[Data excerpts]
* begin *
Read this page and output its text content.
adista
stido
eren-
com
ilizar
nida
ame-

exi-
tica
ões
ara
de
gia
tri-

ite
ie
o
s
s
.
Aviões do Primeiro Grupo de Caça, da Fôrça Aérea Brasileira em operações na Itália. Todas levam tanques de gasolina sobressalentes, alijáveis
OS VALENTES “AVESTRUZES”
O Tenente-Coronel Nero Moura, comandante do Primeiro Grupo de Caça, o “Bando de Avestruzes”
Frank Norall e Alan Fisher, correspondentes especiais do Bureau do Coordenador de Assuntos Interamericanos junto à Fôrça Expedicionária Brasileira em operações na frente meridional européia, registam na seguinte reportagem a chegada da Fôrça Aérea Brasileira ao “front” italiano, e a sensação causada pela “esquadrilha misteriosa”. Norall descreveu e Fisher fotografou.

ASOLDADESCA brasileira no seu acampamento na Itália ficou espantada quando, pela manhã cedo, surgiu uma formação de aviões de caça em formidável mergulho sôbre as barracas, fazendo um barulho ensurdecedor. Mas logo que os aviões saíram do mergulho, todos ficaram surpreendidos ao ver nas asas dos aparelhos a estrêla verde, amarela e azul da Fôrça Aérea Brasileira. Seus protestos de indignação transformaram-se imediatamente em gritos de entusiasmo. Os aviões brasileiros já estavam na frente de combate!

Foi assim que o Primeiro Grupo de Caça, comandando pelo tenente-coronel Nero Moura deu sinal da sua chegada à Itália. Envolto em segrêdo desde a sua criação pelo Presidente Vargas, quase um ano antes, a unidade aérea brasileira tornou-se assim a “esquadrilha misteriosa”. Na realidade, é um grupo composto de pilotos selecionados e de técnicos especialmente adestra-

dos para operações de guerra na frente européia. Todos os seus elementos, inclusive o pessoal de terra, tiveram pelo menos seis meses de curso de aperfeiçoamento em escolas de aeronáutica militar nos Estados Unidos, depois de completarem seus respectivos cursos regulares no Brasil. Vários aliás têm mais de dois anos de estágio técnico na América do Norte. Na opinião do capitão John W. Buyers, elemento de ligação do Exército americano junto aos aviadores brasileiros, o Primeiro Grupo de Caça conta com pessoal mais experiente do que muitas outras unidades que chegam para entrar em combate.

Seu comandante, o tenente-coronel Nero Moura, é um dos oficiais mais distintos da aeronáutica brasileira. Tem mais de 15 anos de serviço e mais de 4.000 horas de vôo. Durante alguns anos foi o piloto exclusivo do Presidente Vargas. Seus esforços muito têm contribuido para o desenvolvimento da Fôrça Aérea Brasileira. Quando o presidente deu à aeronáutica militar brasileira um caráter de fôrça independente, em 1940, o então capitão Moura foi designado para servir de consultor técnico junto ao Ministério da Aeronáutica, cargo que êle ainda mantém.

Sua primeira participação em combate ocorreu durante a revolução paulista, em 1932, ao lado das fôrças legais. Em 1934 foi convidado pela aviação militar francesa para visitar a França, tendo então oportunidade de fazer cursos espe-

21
* end *
* begin *
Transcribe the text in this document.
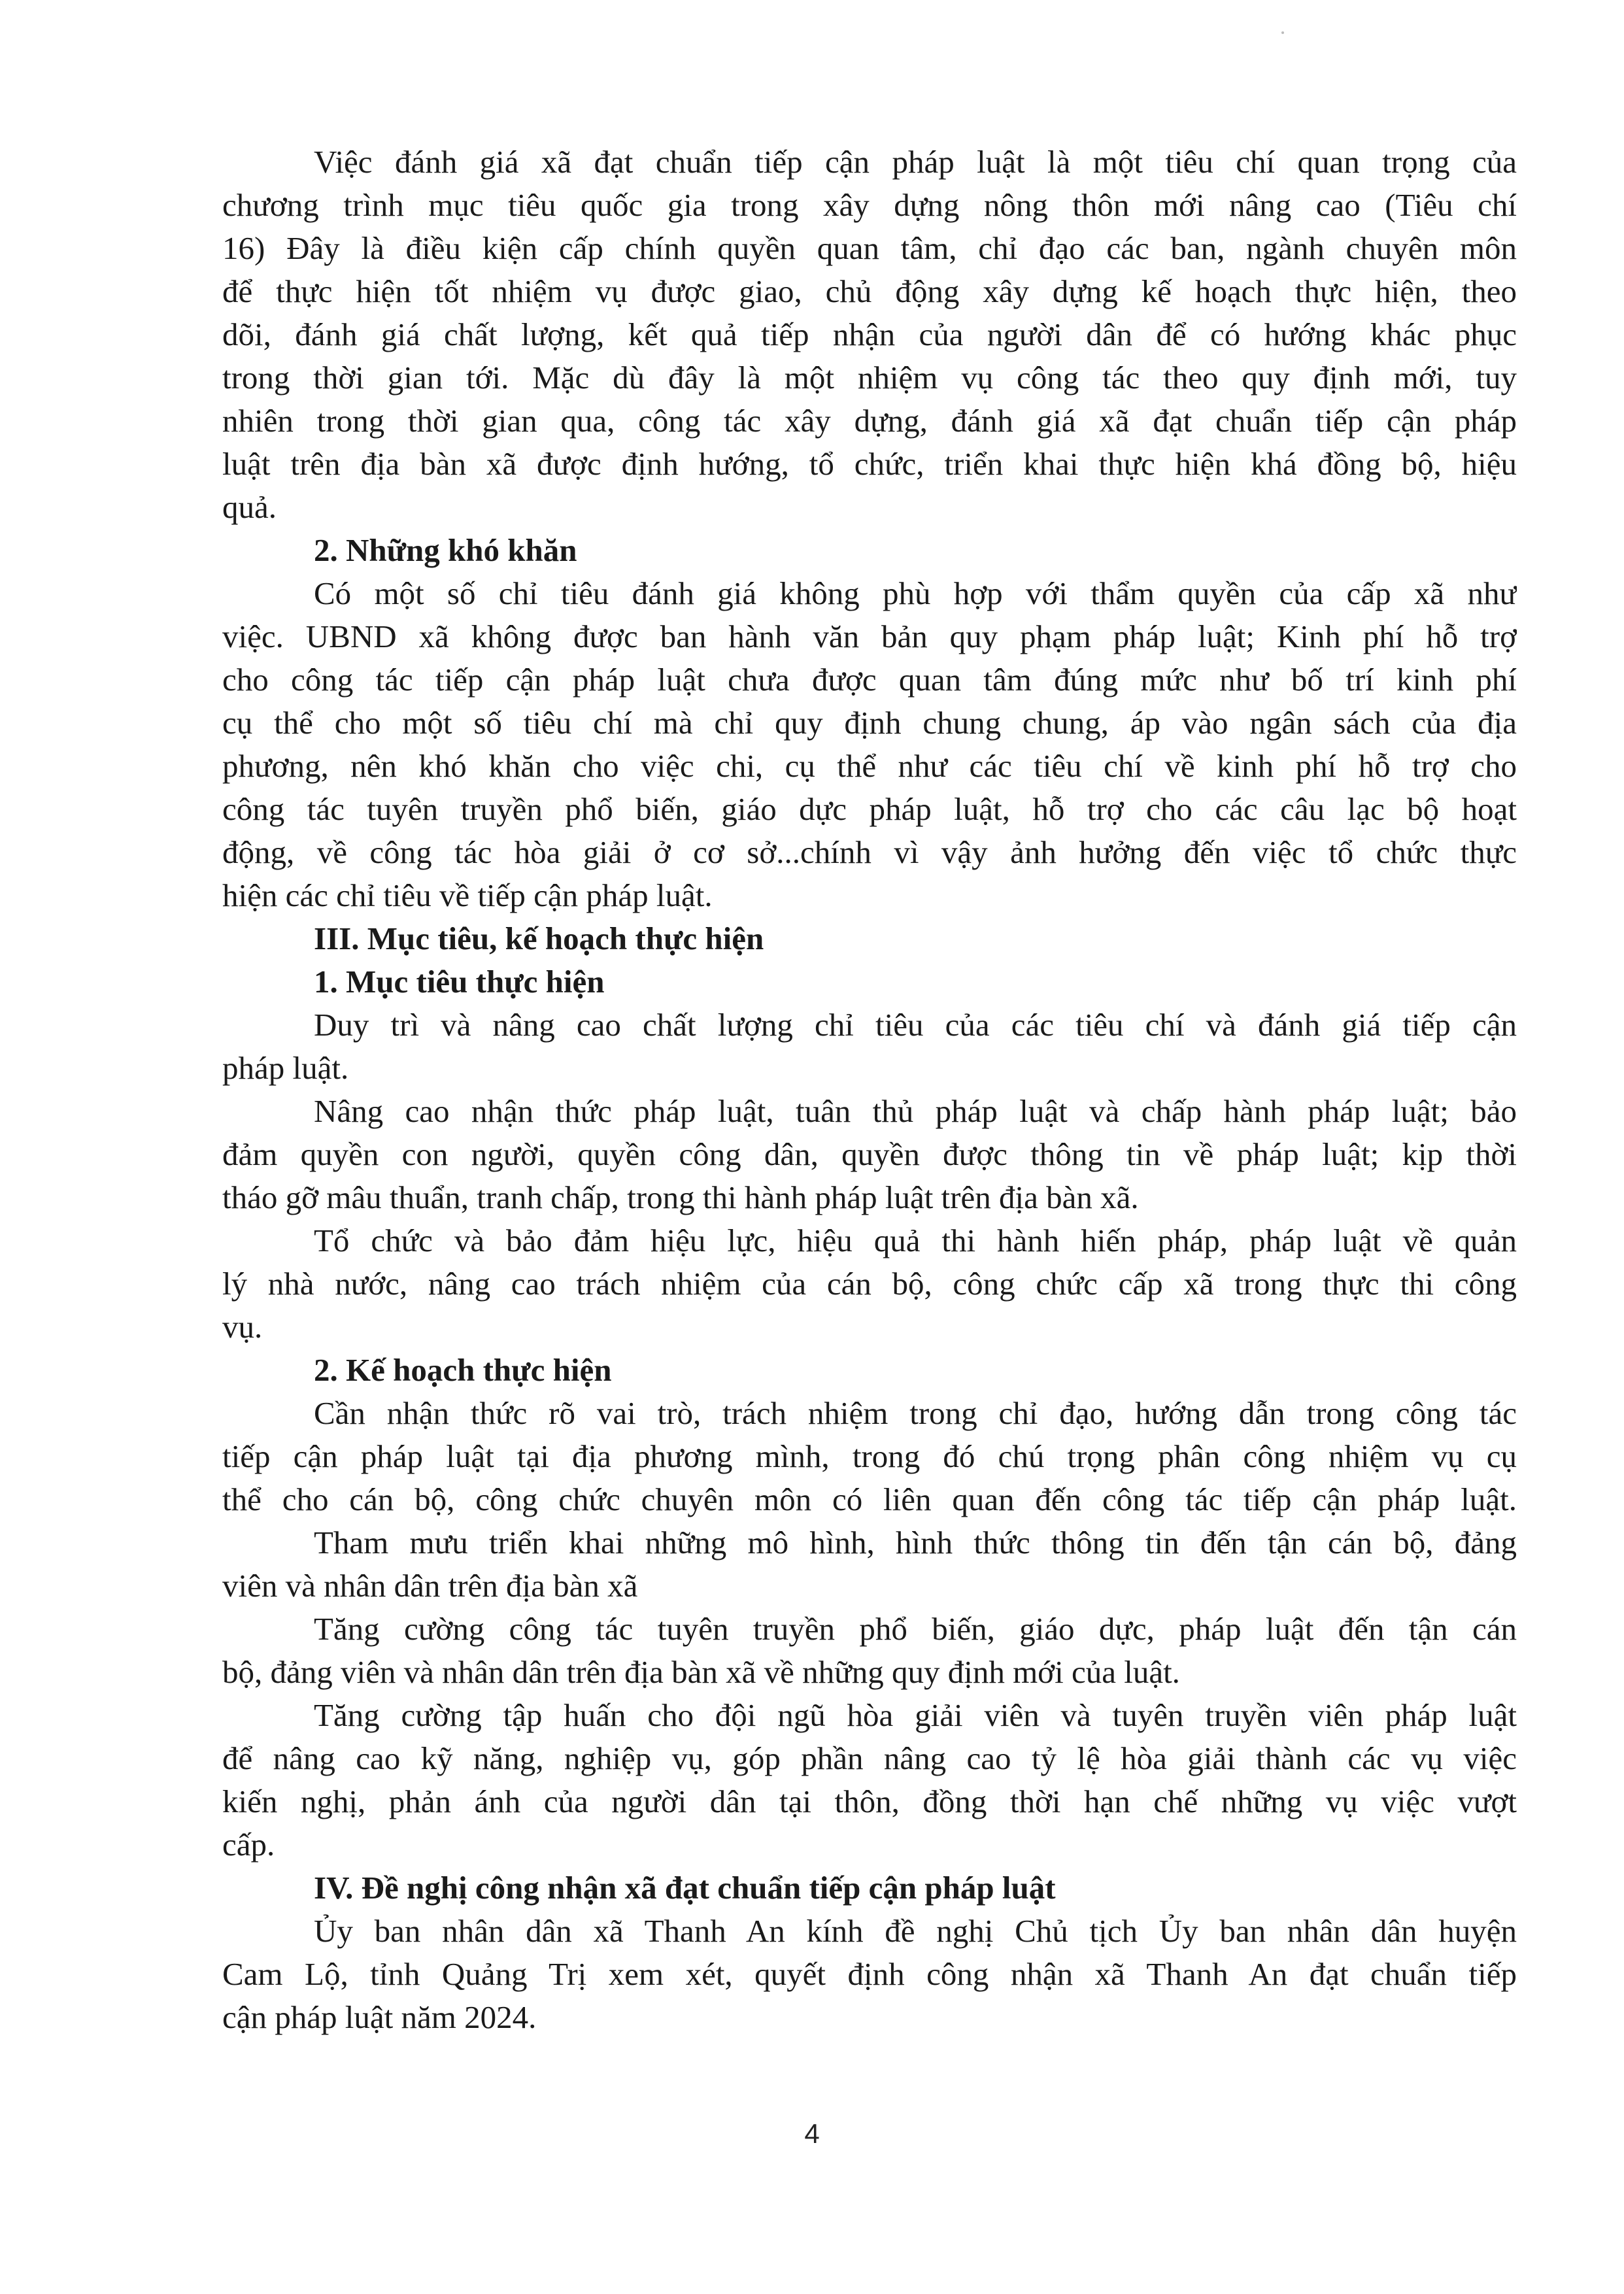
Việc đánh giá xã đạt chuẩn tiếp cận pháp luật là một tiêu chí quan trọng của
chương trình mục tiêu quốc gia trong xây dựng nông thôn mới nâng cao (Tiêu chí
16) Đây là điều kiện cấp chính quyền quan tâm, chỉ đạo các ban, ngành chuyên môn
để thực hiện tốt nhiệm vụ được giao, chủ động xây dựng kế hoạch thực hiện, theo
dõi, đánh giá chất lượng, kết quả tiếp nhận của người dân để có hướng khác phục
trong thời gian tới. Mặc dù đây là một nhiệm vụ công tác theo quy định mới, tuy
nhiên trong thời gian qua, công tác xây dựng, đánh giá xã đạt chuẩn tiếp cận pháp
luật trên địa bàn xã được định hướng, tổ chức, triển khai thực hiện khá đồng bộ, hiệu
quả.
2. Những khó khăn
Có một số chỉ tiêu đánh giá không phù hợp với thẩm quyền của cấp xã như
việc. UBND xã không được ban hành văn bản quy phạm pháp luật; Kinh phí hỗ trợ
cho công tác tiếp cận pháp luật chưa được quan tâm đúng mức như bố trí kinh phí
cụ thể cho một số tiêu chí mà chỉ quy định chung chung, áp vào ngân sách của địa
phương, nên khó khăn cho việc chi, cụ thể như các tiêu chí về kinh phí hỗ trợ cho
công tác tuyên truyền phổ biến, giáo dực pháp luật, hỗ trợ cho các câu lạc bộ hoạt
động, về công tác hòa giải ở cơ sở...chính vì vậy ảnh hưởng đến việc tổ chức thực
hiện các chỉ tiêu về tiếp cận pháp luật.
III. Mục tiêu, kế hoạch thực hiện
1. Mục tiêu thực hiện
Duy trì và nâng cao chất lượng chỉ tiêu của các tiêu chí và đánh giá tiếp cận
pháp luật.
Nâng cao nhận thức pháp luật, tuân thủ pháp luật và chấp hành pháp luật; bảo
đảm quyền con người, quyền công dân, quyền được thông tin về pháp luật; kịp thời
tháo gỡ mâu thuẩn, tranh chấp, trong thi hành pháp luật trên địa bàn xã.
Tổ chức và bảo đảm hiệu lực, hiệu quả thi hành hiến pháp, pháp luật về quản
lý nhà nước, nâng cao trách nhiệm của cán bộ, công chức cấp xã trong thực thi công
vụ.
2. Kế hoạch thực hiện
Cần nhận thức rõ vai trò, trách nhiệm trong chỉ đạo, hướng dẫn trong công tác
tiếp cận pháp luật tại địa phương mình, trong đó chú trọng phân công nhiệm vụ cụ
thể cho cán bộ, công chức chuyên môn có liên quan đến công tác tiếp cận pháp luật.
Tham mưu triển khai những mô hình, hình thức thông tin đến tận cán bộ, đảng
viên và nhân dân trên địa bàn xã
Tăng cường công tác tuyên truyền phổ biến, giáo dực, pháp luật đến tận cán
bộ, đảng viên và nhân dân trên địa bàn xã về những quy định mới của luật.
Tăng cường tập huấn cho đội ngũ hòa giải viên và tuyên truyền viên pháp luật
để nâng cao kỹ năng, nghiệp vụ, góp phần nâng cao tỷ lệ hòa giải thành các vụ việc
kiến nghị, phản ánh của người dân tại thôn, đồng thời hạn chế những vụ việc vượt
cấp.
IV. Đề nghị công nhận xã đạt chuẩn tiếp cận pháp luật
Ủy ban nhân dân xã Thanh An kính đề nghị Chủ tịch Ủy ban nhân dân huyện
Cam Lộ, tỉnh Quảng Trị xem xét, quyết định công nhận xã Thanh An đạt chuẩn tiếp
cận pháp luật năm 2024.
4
* end *
From the listing above, pick out every line containing "chuẩn".

Correct answer —
Việc đánh giá xã đạt chuẩn tiếp cận pháp luật là một tiêu chí quan trọng của
nhiên trong thời gian qua, công tác xây dựng, đánh giá xã đạt chuẩn tiếp cận pháp
IV. Đề nghị công nhận xã đạt chuẩn tiếp cận pháp luật
Cam Lộ, tỉnh Quảng Trị xem xét, quyết định công nhận xã Thanh An đạt chuẩn tiếp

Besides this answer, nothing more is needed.